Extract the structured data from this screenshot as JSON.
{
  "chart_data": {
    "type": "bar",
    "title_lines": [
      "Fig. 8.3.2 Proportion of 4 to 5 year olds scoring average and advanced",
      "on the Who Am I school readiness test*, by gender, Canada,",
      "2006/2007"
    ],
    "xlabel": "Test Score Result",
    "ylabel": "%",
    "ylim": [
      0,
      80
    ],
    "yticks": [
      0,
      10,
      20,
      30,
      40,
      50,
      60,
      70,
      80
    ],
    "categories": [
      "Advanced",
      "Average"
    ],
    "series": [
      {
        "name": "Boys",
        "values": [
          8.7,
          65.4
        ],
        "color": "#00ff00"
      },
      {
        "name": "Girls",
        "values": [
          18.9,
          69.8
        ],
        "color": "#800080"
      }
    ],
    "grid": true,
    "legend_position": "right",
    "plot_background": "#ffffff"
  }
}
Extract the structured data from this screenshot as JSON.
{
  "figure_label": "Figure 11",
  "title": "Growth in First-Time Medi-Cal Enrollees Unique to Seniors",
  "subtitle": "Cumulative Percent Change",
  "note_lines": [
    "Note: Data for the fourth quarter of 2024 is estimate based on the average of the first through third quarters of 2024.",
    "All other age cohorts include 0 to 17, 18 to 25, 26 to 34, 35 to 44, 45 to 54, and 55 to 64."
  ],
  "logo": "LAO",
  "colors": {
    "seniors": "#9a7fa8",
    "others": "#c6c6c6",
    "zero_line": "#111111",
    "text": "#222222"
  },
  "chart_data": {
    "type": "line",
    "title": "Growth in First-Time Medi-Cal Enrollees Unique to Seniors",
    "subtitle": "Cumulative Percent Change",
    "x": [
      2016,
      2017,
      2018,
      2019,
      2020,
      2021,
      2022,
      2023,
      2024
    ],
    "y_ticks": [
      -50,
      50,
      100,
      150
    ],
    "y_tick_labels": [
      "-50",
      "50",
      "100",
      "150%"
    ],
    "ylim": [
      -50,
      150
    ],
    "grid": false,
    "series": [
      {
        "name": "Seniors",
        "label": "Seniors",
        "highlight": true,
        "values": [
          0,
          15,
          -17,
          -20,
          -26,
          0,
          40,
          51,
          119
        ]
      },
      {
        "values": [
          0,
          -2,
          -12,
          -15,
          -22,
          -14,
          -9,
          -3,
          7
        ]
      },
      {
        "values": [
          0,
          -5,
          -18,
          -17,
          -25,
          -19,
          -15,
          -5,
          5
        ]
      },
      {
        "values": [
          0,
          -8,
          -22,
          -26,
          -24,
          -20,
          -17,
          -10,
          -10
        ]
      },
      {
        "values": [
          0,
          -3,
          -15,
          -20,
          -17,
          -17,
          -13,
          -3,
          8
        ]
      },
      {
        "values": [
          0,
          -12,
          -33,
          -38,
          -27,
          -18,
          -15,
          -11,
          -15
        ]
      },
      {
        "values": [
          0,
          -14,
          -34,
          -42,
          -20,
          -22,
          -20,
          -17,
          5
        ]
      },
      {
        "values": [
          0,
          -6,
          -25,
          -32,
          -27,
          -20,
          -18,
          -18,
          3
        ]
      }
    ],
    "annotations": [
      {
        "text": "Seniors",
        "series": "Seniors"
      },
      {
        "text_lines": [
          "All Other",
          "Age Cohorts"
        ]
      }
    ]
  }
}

# Exercise prompt:
Every record above must be duplicated exactly.

# The output:
Extract the structured data from this screenshot as JSON.
{
  "chart_data": {
    "type": "bar",
    "title_lines": [
      "Fig. 8.3.2 Proportion of 4 to 5 year olds scoring average and advanced",
      "on the Who Am I school readiness test*, by gender, Canada,",
      "2006/2007"
    ],
    "xlabel": "Test Score Result",
    "ylabel": "%",
    "ylim": [
      0,
      80
    ],
    "yticks": [
      0,
      10,
      20,
      30,
      40,
      50,
      60,
      70,
      80
    ],
    "categories": [
      "Advanced",
      "Average"
    ],
    "series": [
      {
        "name": "Boys",
        "values": [
          8.7,
          65.4
        ],
        "color": "#00ff00"
      },
      {
        "name": "Girls",
        "values": [
          18.9,
          69.8
        ],
        "color": "#800080"
      }
    ],
    "grid": true,
    "legend_position": "right",
    "plot_background": "#ffffff"
  }
}
Extract the structured data from this screenshot as JSON.
{
  "figure_label": "Figure 11",
  "title": "Growth in First-Time Medi-Cal Enrollees Unique to Seniors",
  "subtitle": "Cumulative Percent Change",
  "note_lines": [
    "Note: Data for the fourth quarter of 2024 is estimate based on the average of the first through third quarters of 2024.",
    "All other age cohorts include 0 to 17, 18 to 25, 26 to 34, 35 to 44, 45 to 54, and 55 to 64."
  ],
  "logo": "LAO",
  "colors": {
    "seniors": "#9a7fa8",
    "others": "#c6c6c6",
    "zero_line": "#111111",
    "text": "#222222"
  },
  "chart_data": {
    "type": "line",
    "title": "Growth in First-Time Medi-Cal Enrollees Unique to Seniors",
    "subtitle": "Cumulative Percent Change",
    "x": [
      2016,
      2017,
      2018,
      2019,
      2020,
      2021,
      2022,
      2023,
      2024
    ],
    "y_ticks": [
      -50,
      50,
      100,
      150
    ],
    "y_tick_labels": [
      "-50",
      "50",
      "100",
      "150%"
    ],
    "ylim": [
      -50,
      150
    ],
    "grid": false,
    "series": [
      {
        "name": "Seniors",
        "label": "Seniors",
        "highlight": true,
        "values": [
          0,
          15,
          -17,
          -20,
          -26,
          0,
          40,
          51,
          119
        ]
      },
      {
        "values": [
          0,
          -2,
          -12,
          -15,
          -22,
          -14,
          -9,
          -3,
          7
        ]
      },
      {
        "values": [
          0,
          -5,
          -18,
          -17,
          -25,
          -19,
          -15,
          -5,
          5
        ]
      },
      {
        "values": [
          0,
          -8,
          -22,
          -26,
          -24,
          -20,
          -17,
          -10,
          -10
        ]
      },
      {
        "values": [
          0,
          -3,
          -15,
          -20,
          -17,
          -17,
          -13,
          -3,
          8
        ]
      },
      {
        "values": [
          0,
          -12,
          -33,
          -38,
          -27,
          -18,
          -15,
          -11,
          -15
        ]
      },
      {
        "values": [
          0,
          -14,
          -34,
          -42,
          -20,
          -22,
          -20,
          -17,
          5
        ]
      },
      {
        "values": [
          0,
          -6,
          -25,
          -32,
          -27,
          -20,
          -18,
          -18,
          3
        ]
      }
    ],
    "annotations": [
      {
        "text": "Seniors",
        "series": "Seniors"
      },
      {
        "text_lines": [
          "All Other",
          "Age Cohorts"
        ]
      }
    ]
  }
}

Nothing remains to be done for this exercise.